Extracted data entries
◆ ◆ ◆
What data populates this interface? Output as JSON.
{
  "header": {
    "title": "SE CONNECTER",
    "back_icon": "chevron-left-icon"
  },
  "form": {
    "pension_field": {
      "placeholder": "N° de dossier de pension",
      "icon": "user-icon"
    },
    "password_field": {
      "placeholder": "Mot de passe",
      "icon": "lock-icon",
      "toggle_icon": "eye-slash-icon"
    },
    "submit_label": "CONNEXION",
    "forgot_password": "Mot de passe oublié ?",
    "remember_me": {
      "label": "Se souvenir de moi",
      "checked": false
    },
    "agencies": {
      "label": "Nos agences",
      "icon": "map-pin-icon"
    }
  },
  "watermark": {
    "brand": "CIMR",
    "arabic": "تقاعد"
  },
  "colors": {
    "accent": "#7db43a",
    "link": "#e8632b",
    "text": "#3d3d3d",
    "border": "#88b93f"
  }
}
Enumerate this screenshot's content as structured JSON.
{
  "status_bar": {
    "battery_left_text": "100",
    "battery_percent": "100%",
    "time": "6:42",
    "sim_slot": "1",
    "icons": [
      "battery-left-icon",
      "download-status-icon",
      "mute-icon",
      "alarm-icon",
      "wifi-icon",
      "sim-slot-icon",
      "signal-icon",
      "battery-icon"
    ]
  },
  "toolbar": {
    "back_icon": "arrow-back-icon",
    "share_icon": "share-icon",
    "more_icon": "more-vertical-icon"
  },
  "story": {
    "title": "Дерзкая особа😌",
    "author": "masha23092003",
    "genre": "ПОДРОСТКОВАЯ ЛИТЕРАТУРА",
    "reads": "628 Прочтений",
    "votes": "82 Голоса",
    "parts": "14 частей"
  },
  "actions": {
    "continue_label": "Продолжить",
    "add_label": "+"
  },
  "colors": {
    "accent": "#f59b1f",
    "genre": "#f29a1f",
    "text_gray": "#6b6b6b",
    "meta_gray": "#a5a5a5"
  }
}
◆ ◆ ◆
> _Task requirements_: Only lines with "title" are wanted here; list each of them.

> _Written reply_:
    "title": "SE CONNECTER",
    "title": "Дерзкая особа😌",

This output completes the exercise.